* [Task requirements] Go through the listing and return every line with "communications" in it.

§

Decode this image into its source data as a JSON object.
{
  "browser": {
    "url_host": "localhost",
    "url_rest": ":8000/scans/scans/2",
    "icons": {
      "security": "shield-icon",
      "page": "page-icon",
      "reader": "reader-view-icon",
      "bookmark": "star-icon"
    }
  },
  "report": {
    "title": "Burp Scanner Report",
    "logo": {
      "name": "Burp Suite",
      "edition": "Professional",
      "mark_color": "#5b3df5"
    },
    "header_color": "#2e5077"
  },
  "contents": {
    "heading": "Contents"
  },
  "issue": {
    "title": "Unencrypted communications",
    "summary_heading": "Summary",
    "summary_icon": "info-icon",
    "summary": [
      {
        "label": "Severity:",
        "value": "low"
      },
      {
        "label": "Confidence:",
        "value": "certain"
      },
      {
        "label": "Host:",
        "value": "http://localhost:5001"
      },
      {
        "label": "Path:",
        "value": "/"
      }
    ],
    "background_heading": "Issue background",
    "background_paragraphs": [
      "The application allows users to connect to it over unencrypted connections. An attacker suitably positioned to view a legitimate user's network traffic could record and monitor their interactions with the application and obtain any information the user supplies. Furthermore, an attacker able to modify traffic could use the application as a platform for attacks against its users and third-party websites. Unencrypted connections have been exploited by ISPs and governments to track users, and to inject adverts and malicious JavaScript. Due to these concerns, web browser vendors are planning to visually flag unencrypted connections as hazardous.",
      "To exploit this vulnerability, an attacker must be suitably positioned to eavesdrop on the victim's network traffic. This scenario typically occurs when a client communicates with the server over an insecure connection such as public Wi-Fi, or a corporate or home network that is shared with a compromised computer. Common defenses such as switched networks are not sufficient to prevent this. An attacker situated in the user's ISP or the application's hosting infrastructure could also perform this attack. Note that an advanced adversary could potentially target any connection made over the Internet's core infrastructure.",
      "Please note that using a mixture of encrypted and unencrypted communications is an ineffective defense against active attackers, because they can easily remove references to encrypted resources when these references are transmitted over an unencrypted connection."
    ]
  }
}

§

* [Solution for this task]
    "title": "Unencrypted communications",
      "Please note that using a mixture of encrypted and unencrypted communications is an ineffective defense against active attackers, because they can easily remove references to encrypted resources when these references are transmitted over an unencrypted connection."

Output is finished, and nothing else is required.